The records:
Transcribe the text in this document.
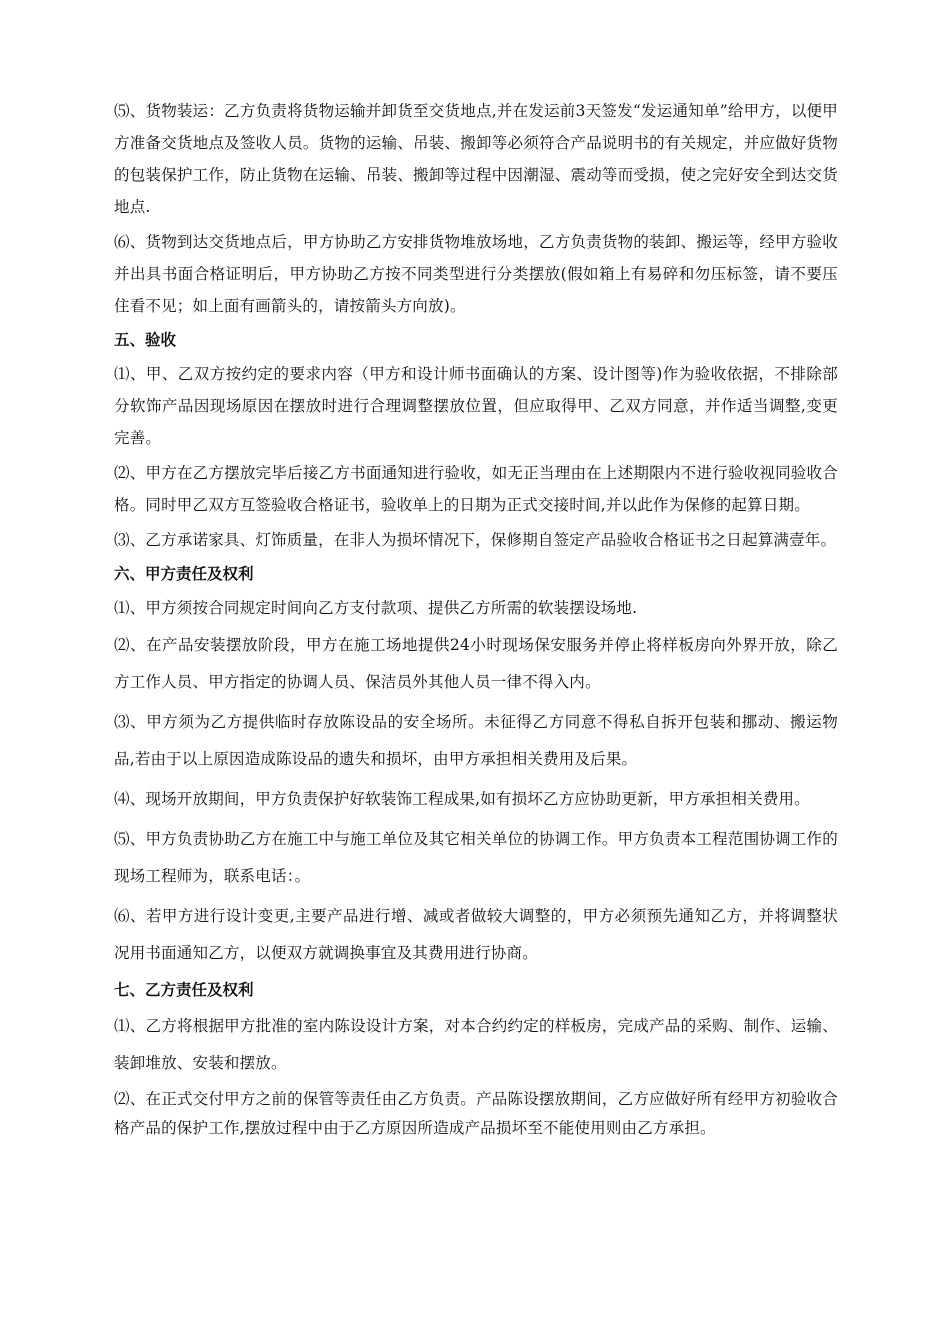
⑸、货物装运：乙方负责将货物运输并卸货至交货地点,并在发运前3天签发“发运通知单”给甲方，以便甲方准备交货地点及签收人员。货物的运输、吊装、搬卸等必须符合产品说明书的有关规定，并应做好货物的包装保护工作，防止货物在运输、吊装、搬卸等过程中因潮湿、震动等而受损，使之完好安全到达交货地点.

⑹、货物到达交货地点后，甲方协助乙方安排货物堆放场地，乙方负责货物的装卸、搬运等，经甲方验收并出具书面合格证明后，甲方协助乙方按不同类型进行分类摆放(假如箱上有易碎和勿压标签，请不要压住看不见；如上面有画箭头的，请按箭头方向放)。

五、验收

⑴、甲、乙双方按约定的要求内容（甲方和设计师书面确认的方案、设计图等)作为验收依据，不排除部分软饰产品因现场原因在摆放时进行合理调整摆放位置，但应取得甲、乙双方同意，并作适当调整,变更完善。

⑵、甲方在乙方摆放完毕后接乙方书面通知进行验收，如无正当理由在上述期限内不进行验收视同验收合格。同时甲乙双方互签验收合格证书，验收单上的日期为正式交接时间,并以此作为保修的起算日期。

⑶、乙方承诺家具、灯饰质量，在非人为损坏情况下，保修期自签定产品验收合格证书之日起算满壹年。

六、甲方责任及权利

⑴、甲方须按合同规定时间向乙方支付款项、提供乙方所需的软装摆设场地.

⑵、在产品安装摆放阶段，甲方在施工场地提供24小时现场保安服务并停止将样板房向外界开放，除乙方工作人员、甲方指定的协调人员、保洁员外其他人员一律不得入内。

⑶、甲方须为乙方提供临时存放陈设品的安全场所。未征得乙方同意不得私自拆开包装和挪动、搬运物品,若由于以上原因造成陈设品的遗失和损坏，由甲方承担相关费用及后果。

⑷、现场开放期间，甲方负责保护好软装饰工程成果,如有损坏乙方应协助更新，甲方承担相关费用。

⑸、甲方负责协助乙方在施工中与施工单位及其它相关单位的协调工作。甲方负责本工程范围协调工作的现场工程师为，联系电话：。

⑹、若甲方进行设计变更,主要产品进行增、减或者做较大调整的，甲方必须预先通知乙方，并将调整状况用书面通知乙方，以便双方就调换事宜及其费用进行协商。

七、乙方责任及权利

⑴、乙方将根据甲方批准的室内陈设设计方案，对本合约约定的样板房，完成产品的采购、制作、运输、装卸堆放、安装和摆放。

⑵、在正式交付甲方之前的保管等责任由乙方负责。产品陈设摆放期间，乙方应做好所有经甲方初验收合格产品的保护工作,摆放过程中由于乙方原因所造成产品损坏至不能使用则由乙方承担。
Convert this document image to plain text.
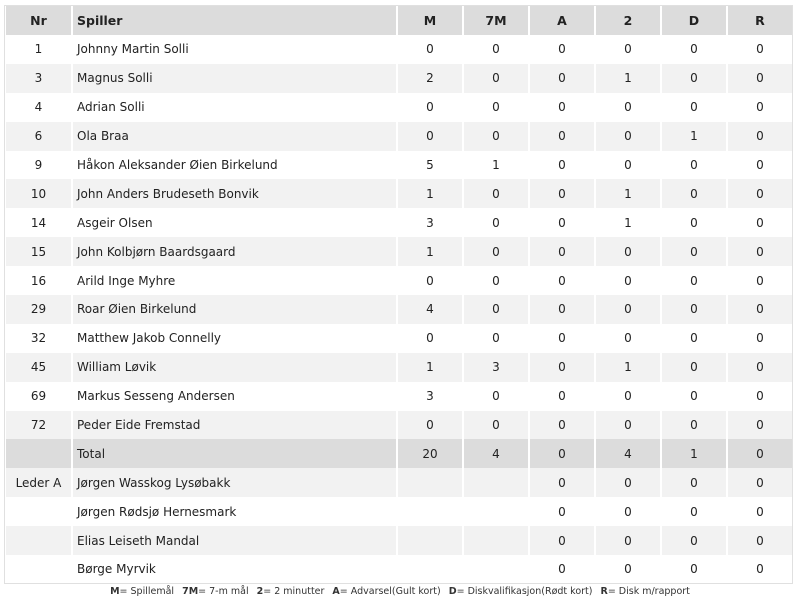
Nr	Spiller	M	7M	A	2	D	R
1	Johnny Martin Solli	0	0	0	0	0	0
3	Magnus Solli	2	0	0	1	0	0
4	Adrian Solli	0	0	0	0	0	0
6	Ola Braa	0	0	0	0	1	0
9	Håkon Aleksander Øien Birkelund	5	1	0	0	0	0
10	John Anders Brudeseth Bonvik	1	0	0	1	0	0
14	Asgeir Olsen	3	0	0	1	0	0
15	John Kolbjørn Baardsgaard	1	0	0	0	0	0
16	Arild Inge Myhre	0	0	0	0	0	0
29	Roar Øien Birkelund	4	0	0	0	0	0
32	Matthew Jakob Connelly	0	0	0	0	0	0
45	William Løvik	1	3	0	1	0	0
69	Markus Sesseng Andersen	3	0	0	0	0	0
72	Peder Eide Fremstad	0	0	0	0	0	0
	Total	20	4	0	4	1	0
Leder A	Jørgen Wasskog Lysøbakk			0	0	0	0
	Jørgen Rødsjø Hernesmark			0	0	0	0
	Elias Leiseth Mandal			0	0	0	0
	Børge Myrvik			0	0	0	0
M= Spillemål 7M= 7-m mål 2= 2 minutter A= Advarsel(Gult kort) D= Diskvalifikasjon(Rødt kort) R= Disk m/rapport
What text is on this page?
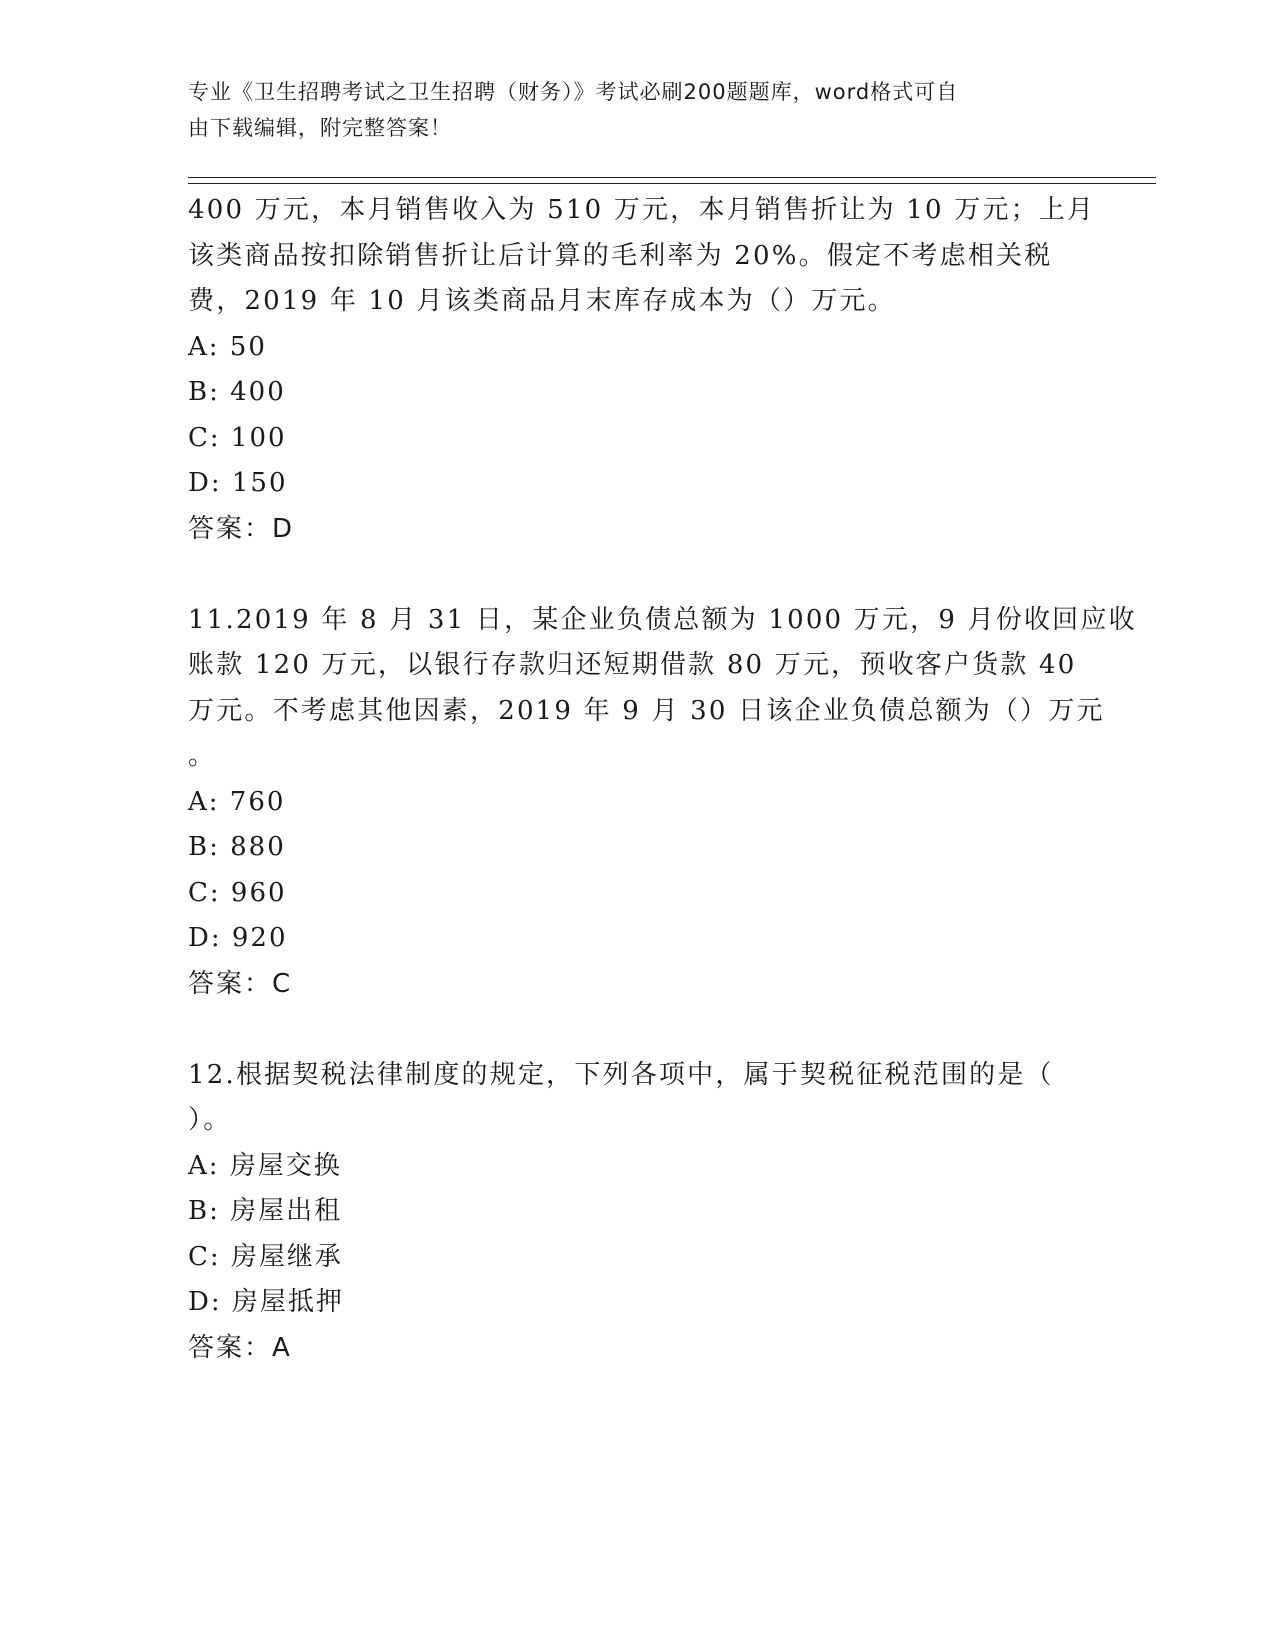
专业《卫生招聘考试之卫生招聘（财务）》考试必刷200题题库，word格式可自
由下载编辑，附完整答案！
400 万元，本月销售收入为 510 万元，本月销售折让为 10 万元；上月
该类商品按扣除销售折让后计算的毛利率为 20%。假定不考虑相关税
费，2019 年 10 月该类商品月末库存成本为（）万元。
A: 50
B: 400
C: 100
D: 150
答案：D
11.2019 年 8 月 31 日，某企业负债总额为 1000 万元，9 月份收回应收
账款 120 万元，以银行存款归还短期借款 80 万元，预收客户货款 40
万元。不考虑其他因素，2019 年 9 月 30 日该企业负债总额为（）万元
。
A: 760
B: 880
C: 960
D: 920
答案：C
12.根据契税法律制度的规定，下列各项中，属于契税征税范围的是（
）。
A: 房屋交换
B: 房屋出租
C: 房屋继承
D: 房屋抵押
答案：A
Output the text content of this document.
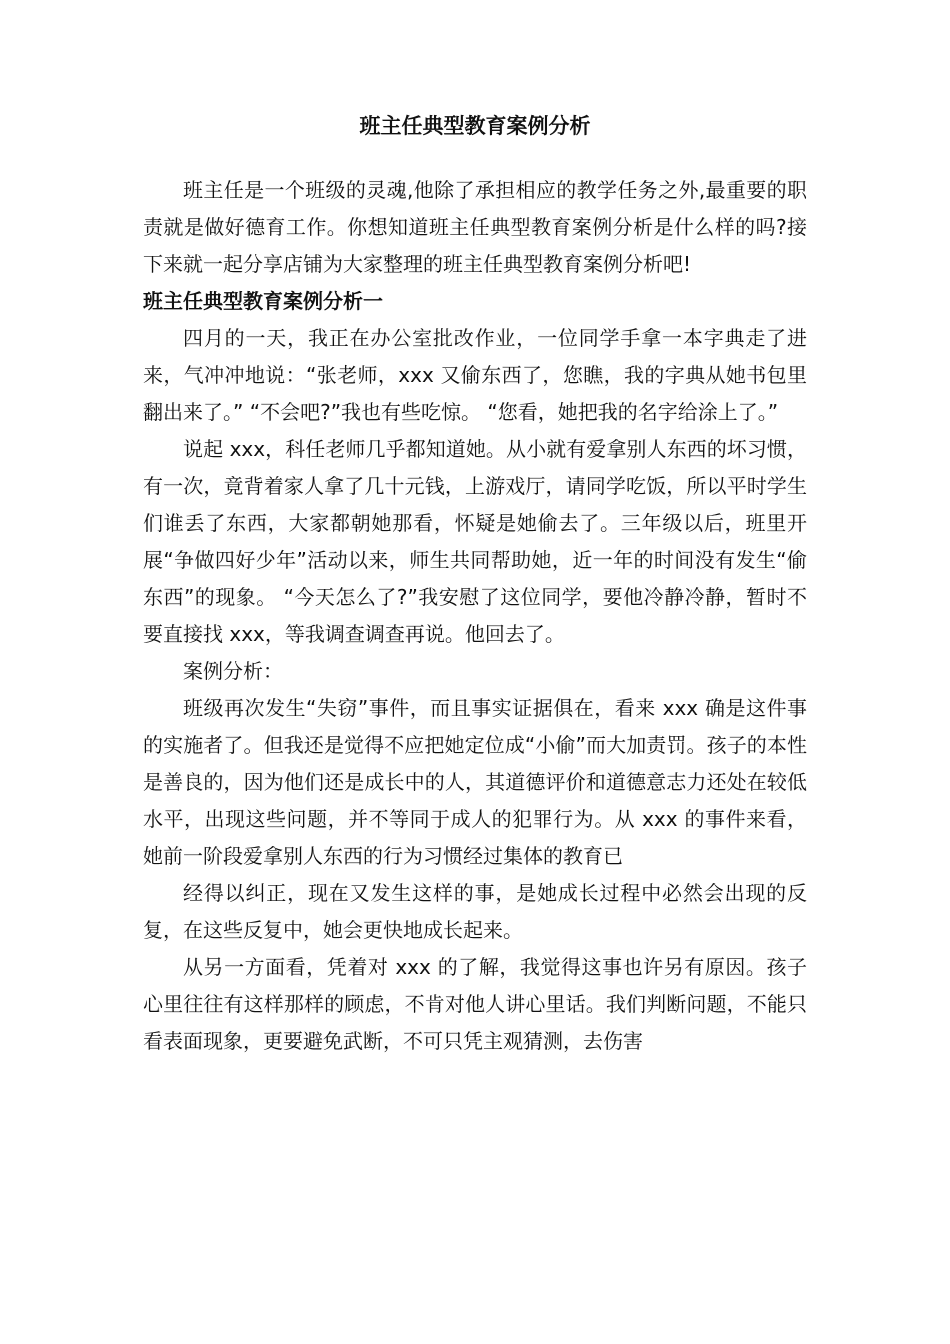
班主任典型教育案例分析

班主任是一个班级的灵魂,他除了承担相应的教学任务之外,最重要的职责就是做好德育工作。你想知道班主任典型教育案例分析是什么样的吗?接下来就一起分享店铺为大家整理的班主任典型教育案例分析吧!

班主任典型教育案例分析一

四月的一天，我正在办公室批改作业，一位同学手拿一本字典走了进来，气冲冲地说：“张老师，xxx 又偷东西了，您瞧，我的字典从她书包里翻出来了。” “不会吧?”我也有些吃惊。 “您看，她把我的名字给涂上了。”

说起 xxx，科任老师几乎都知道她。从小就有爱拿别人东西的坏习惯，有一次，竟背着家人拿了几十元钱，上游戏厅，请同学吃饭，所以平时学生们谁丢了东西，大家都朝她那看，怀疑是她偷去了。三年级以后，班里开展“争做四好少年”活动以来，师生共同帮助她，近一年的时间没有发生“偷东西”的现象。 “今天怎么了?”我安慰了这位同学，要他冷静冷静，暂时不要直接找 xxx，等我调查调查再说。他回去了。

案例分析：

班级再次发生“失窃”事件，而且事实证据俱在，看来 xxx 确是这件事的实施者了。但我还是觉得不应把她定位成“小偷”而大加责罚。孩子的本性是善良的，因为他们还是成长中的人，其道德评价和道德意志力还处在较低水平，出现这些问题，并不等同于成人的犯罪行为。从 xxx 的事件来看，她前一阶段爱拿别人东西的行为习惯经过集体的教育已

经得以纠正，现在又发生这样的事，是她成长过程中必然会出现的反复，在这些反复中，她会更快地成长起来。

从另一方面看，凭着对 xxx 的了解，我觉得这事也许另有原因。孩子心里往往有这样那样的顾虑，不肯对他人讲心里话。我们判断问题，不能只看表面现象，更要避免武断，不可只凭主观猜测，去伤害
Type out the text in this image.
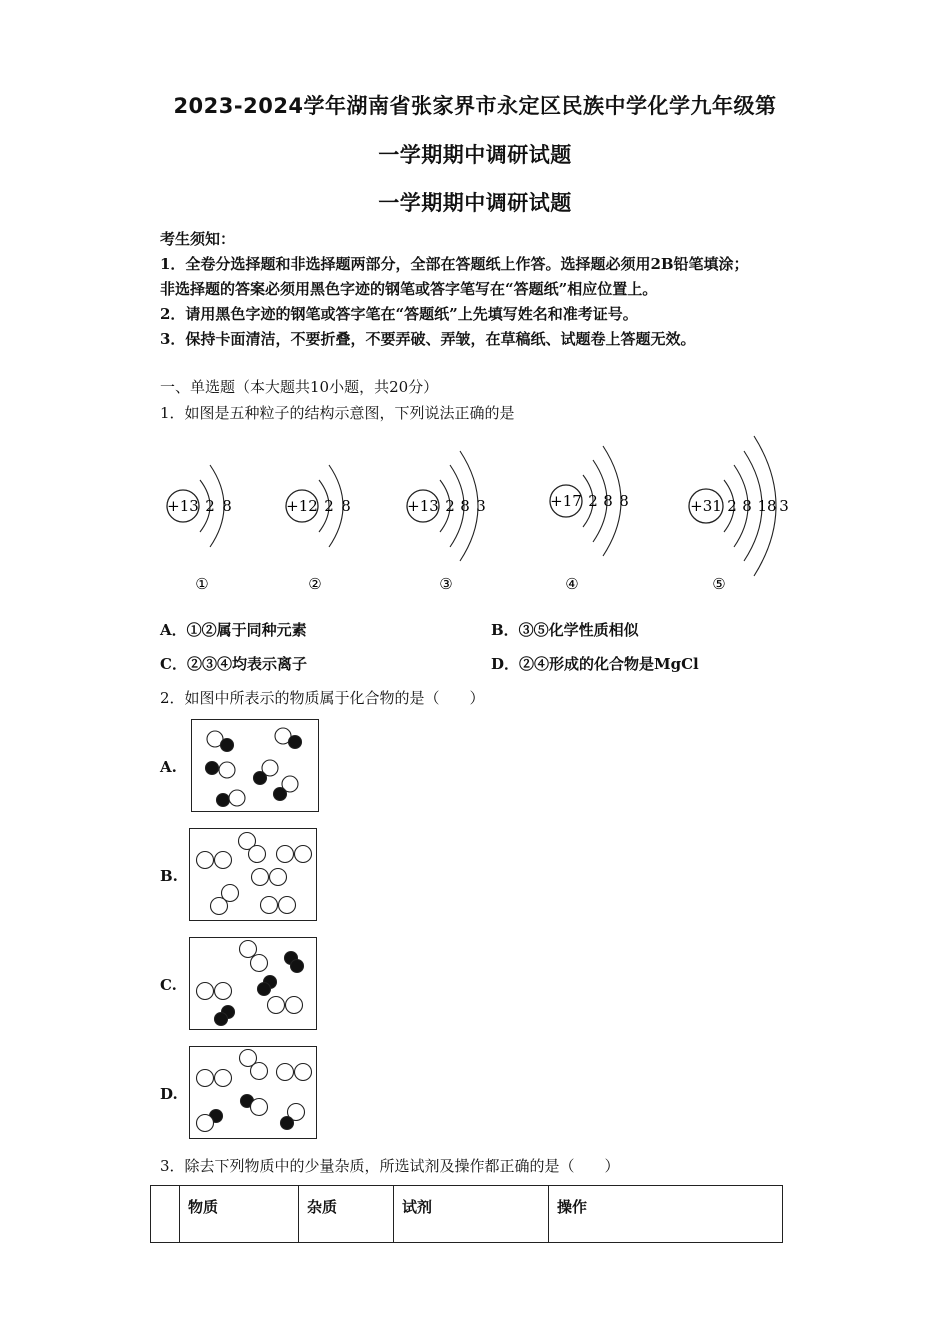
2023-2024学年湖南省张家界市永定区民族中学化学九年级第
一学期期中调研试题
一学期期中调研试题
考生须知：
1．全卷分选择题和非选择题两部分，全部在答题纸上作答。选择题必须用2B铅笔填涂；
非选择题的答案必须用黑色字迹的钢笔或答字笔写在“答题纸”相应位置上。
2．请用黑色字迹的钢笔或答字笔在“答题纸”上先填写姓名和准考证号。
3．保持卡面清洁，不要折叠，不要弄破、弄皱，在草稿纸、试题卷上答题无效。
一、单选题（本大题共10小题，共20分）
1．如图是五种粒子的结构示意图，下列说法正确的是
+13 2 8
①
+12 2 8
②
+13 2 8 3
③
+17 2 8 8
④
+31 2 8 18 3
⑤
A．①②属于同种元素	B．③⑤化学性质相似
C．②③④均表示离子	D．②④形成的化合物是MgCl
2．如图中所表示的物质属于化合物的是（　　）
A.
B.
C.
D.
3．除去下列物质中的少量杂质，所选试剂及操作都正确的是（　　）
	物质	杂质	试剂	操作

Problem to work on: Extract every line containing the string "text" from the material.

Solution to the exercise:
Transcribe the text in this document.
Convert this document image to plain text.
What text is on this page?
Output the text content of this document.
Type out the text in this image.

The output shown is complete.